-- BEGIN PROVIDED DATA --

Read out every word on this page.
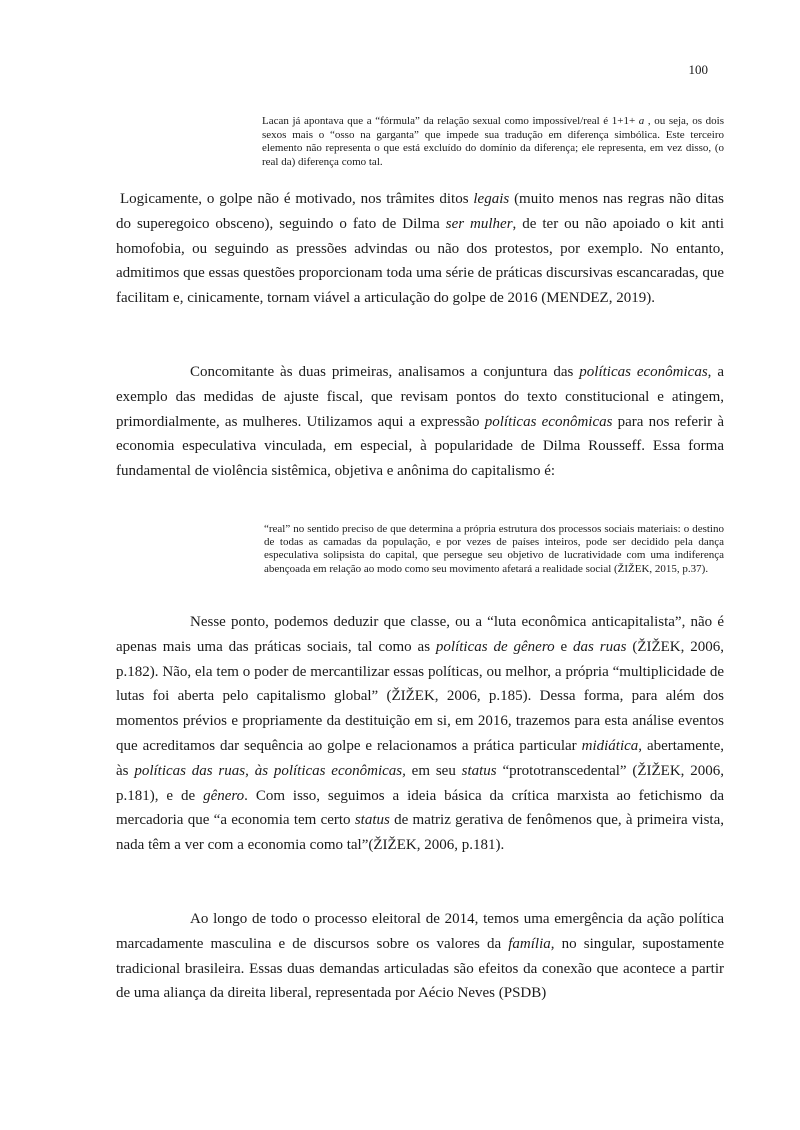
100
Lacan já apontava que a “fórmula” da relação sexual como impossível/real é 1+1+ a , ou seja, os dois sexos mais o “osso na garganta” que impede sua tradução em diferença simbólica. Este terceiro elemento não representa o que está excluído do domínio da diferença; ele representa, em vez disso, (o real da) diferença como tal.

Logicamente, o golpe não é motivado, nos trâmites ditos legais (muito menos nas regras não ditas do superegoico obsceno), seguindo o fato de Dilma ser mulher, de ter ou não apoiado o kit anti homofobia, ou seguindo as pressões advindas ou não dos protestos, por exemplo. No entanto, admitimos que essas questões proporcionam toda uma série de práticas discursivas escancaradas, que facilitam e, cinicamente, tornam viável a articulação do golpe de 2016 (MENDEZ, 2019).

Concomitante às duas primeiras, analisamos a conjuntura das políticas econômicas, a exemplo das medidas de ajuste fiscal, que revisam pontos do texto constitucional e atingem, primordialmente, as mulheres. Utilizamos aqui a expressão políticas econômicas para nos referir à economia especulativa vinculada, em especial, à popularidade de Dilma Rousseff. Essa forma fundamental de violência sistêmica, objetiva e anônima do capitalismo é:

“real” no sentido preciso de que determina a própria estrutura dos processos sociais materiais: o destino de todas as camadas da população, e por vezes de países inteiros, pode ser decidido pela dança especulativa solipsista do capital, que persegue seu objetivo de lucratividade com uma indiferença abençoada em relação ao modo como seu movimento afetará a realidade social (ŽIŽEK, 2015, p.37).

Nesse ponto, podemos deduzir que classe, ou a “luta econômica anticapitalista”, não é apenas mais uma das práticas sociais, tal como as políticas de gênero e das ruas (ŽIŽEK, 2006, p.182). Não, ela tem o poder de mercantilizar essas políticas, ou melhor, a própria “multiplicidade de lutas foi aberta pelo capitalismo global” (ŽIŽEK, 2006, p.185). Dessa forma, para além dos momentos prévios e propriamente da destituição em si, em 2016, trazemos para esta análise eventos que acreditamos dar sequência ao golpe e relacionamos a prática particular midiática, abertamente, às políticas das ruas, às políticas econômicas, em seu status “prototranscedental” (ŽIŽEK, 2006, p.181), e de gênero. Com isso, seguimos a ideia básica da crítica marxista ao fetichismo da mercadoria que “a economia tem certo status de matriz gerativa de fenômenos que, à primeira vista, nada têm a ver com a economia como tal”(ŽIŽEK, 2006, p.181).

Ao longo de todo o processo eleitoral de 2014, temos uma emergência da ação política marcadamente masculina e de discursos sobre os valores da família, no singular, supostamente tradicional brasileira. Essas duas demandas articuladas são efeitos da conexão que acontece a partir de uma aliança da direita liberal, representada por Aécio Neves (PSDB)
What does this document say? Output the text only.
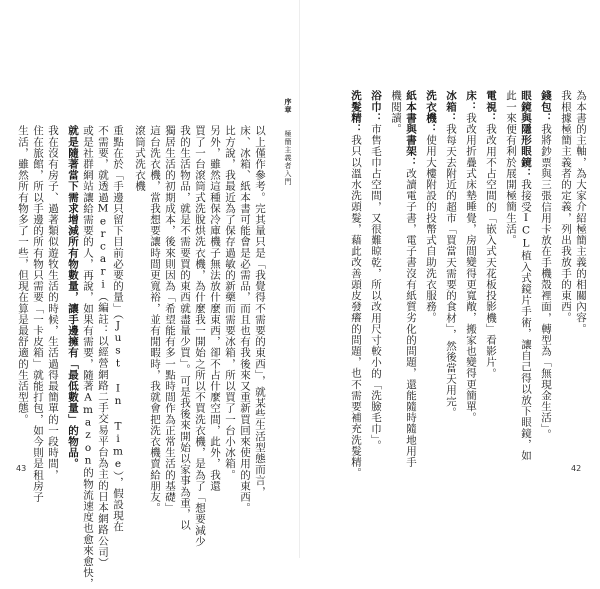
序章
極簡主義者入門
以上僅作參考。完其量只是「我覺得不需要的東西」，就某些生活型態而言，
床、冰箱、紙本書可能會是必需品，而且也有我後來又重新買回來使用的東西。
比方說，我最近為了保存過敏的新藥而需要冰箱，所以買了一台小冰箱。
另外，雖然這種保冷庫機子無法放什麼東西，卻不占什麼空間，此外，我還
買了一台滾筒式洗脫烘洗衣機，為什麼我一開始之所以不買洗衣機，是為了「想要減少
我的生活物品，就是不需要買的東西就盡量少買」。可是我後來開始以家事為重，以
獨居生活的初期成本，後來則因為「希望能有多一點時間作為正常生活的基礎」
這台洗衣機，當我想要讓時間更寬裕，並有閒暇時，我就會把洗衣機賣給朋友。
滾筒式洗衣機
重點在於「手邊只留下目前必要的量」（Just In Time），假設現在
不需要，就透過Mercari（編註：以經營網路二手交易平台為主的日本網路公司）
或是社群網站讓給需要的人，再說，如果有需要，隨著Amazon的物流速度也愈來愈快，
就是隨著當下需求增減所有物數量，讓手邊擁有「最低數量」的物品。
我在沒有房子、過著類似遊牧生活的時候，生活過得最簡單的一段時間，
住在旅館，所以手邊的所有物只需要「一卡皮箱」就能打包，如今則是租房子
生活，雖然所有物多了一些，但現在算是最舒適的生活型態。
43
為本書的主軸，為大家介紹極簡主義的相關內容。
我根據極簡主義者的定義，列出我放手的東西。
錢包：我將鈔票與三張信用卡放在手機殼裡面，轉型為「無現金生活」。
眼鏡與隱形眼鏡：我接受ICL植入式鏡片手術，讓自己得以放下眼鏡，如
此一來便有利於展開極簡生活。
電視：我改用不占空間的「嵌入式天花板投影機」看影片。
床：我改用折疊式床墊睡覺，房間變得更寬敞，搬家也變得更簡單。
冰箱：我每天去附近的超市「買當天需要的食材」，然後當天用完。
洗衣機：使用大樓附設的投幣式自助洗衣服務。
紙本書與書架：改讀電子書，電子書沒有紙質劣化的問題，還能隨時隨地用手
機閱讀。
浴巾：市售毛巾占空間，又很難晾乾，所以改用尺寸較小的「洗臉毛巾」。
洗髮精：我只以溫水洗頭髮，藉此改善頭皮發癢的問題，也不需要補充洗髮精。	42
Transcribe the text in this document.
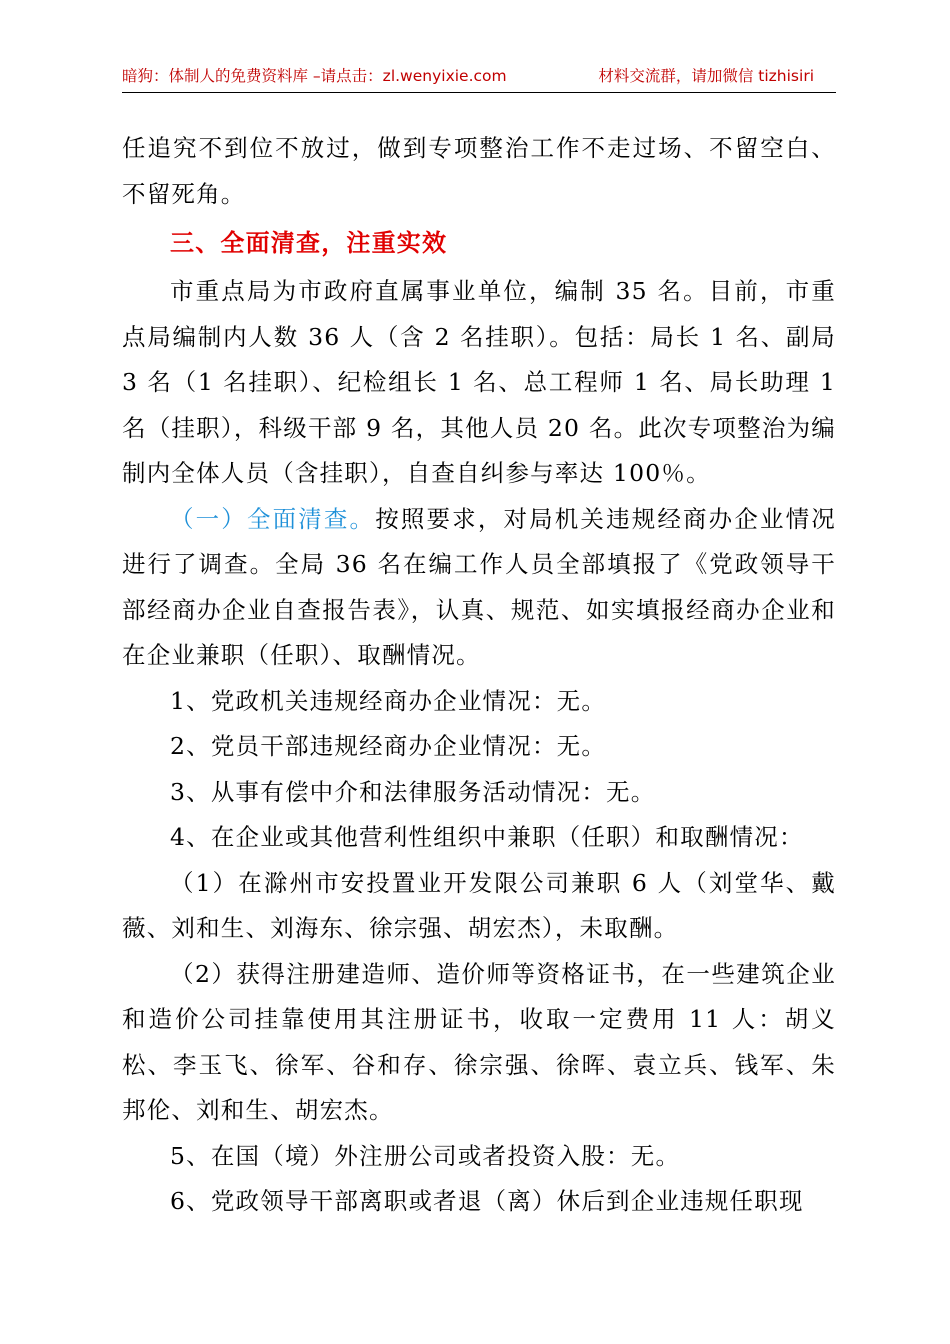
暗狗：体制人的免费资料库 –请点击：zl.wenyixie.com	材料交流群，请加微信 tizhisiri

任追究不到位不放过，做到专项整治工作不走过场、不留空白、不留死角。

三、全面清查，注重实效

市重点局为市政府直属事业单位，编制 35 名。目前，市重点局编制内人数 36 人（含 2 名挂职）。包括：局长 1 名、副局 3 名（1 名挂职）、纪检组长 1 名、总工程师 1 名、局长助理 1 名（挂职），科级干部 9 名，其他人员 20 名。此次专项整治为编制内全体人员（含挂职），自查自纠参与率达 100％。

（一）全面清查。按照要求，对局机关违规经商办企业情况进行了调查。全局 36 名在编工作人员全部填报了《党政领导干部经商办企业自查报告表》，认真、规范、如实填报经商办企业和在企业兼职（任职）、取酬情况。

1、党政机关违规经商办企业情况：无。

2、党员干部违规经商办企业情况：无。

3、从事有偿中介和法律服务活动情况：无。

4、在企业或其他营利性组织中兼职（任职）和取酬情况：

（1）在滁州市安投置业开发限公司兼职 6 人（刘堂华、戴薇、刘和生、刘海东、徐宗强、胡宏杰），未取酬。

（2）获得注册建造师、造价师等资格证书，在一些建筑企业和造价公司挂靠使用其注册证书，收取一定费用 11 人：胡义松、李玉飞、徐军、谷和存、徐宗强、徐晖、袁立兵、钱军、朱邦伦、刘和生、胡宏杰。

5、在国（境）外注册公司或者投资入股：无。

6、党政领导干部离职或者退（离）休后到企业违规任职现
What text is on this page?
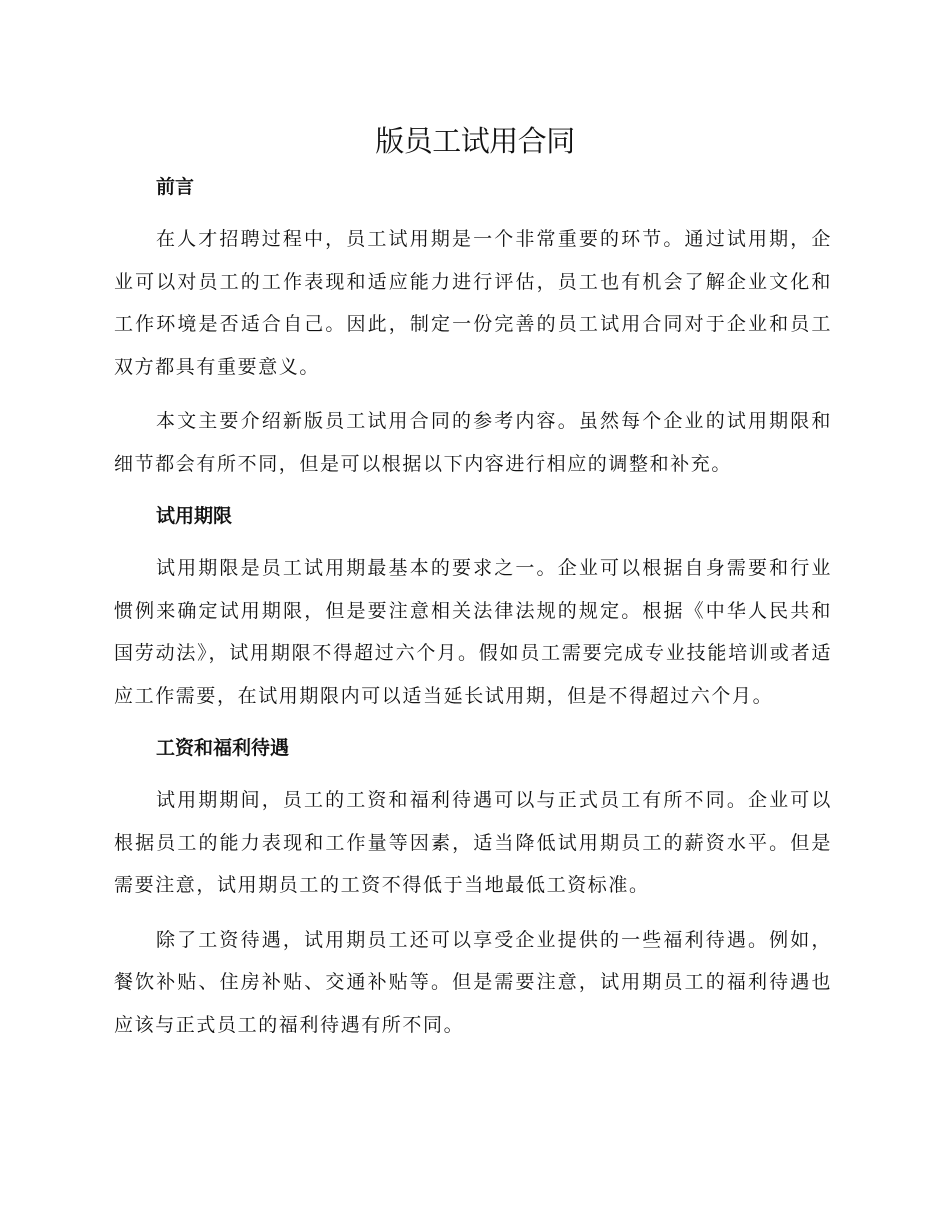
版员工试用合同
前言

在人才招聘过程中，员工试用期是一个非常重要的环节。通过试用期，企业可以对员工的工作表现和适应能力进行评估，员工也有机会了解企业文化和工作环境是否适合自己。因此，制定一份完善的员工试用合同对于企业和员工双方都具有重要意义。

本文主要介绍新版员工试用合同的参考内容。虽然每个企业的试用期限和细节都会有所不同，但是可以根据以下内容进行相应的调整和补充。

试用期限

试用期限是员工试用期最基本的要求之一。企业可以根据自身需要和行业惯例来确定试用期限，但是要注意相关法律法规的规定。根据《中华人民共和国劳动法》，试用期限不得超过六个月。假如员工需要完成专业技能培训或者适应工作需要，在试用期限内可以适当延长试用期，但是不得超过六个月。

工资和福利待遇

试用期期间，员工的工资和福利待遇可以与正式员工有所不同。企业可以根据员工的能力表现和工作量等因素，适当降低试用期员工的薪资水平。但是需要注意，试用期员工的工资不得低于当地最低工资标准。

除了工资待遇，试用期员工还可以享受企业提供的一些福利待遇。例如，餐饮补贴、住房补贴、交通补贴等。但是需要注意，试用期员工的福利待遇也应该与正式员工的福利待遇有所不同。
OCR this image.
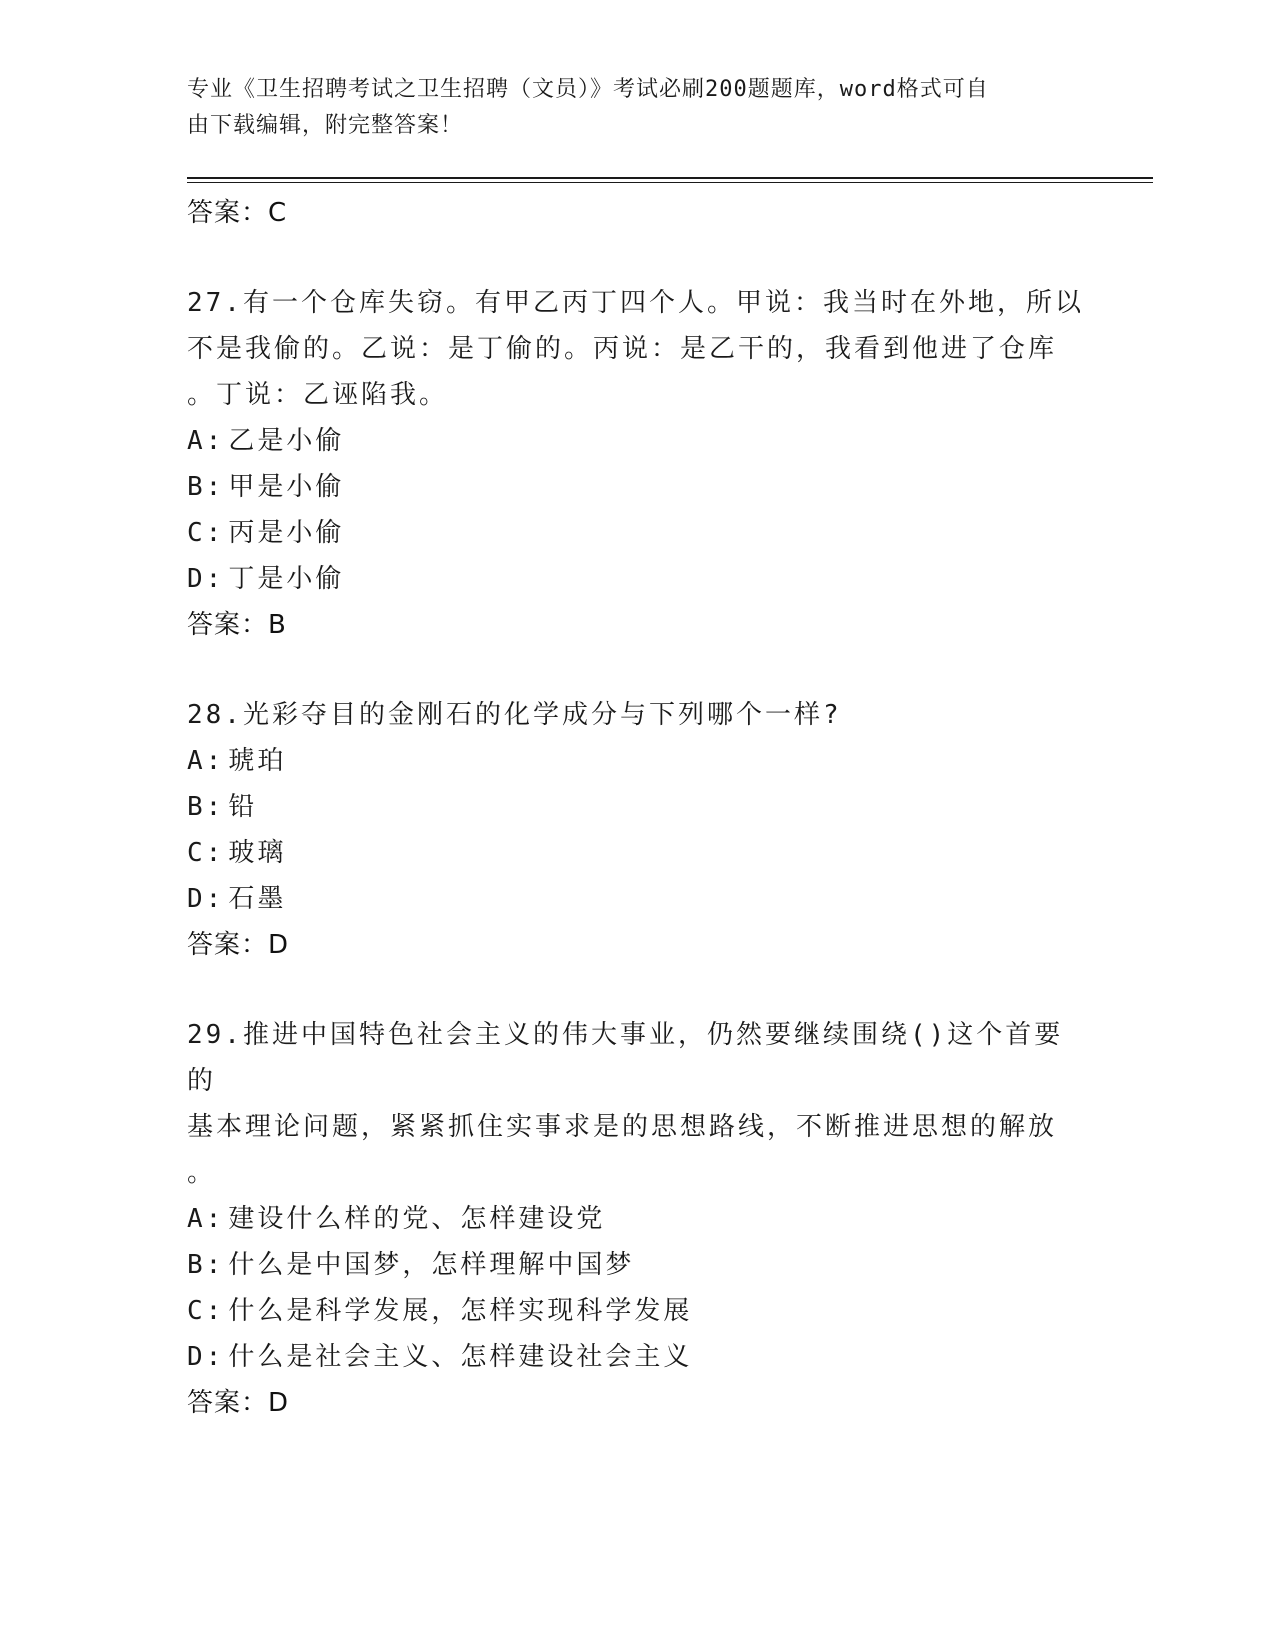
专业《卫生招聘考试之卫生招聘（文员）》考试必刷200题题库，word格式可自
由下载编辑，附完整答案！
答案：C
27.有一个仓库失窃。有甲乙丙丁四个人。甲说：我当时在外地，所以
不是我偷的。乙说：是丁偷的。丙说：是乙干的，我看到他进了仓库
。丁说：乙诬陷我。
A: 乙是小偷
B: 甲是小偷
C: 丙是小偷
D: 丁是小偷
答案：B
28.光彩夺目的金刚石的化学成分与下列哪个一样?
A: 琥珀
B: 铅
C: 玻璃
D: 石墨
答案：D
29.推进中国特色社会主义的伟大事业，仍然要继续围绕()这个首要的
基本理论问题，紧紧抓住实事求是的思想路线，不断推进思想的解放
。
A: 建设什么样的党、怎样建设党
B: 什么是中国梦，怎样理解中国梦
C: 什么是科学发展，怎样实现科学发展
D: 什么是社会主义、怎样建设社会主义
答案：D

-- END PROVIDED DATA --

**PROBLEM DETAILS**
Retype only the lines from the one with "What text is on this page?" through the final line of the entries, please, and keep the pictures out.

**RESULT BELOW**
What text is on this page?
版员工试用合同
前言

在人才招聘过程中，员工试用期是一个非常重要的环节。通过试用期，企业可以对员工的工作表现和适应能力进行评估，员工也有机会了解企业文化和工作环境是否适合自己。因此，制定一份完善的员工试用合同对于企业和员工双方都具有重要意义。

本文主要介绍新版员工试用合同的参考内容。虽然每个企业的试用期限和细节都会有所不同，但是可以根据以下内容进行相应的调整和补充。

试用期限

试用期限是员工试用期最基本的要求之一。企业可以根据自身需要和行业惯例来确定试用期限，但是要注意相关法律法规的规定。根据《中华人民共和国劳动法》，试用期限不得超过六个月。假如员工需要完成专业技能培训或者适应工作需要，在试用期限内可以适当延长试用期，但是不得超过六个月。

工资和福利待遇

试用期期间，员工的工资和福利待遇可以与正式员工有所不同。企业可以根据员工的能力表现和工作量等因素，适当降低试用期员工的薪资水平。但是需要注意，试用期员工的工资不得低于当地最低工资标准。

除了工资待遇，试用期员工还可以享受企业提供的一些福利待遇。例如，餐饮补贴、住房补贴、交通补贴等。但是需要注意，试用期员工的福利待遇也应该与正式员工的福利待遇有所不同。
OCR this image.
专业《卫生招聘考试之卫生招聘（文员）》考试必刷200题题库，word格式可自
由下载编辑，附完整答案！
答案：C
27.有一个仓库失窃。有甲乙丙丁四个人。甲说：我当时在外地，所以
不是我偷的。乙说：是丁偷的。丙说：是乙干的，我看到他进了仓库
。丁说：乙诬陷我。
A: 乙是小偷
B: 甲是小偷
C: 丙是小偷
D: 丁是小偷
答案：B
28.光彩夺目的金刚石的化学成分与下列哪个一样?
A: 琥珀
B: 铅
C: 玻璃
D: 石墨
答案：D
29.推进中国特色社会主义的伟大事业，仍然要继续围绕()这个首要的
基本理论问题，紧紧抓住实事求是的思想路线，不断推进思想的解放
。
A: 建设什么样的党、怎样建设党
B: 什么是中国梦，怎样理解中国梦
C: 什么是科学发展，怎样实现科学发展
D: 什么是社会主义、怎样建设社会主义
答案：D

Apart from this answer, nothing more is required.